**EXERCISE DESCRIPTION:**
Every record must be written out once more, with nothing added or omitted.

[Data extracted from a collection]
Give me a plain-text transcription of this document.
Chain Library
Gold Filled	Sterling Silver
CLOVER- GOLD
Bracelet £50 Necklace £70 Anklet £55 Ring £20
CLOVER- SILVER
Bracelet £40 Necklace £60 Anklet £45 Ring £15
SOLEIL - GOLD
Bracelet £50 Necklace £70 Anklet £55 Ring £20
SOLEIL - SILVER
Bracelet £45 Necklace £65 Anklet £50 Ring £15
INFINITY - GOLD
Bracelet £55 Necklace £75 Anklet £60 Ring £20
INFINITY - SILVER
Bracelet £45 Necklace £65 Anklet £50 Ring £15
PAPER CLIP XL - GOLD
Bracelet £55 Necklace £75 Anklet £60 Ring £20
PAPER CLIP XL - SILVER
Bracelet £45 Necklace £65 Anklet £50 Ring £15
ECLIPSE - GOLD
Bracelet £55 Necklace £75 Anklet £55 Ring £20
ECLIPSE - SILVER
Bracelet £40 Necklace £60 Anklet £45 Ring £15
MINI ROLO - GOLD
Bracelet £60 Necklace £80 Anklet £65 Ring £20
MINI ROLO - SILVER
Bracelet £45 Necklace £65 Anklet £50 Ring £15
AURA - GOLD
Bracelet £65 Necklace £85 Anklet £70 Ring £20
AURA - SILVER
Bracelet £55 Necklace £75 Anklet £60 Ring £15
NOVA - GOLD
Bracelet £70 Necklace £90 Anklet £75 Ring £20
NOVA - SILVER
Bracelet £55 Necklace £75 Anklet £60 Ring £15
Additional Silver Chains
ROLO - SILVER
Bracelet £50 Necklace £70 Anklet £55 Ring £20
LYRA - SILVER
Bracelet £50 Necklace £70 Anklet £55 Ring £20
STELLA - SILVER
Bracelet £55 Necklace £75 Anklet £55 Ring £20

**TASK SOLUTION:**
Give me a plain-text transcription of this document.
Chain Library
Gold Filled	Sterling Silver
CLOVER- GOLD
Bracelet £50 Necklace £70 Anklet £55 Ring £20
CLOVER- SILVER
Bracelet £40 Necklace £60 Anklet £45 Ring £15
SOLEIL - GOLD
Bracelet £50 Necklace £70 Anklet £55 Ring £20
SOLEIL - SILVER
Bracelet £45 Necklace £65 Anklet £50 Ring £15
INFINITY - GOLD
Bracelet £55 Necklace £75 Anklet £60 Ring £20
INFINITY - SILVER
Bracelet £45 Necklace £65 Anklet £50 Ring £15
PAPER CLIP XL - GOLD
Bracelet £55 Necklace £75 Anklet £60 Ring £20
PAPER CLIP XL - SILVER
Bracelet £45 Necklace £65 Anklet £50 Ring £15
ECLIPSE - GOLD
Bracelet £55 Necklace £75 Anklet £55 Ring £20
ECLIPSE - SILVER
Bracelet £40 Necklace £60 Anklet £45 Ring £15
MINI ROLO - GOLD
Bracelet £60 Necklace £80 Anklet £65 Ring £20
MINI ROLO - SILVER
Bracelet £45 Necklace £65 Anklet £50 Ring £15
AURA - GOLD
Bracelet £65 Necklace £85 Anklet £70 Ring £20
AURA - SILVER
Bracelet £55 Necklace £75 Anklet £60 Ring £15
NOVA - GOLD
Bracelet £70 Necklace £90 Anklet £75 Ring £20
NOVA - SILVER
Bracelet £55 Necklace £75 Anklet £60 Ring £15
Additional Silver Chains
ROLO - SILVER
Bracelet £50 Necklace £70 Anklet £55 Ring £20
LYRA - SILVER
Bracelet £50 Necklace £70 Anklet £55 Ring £20
STELLA - SILVER
Bracelet £55 Necklace £75 Anklet £55 Ring £20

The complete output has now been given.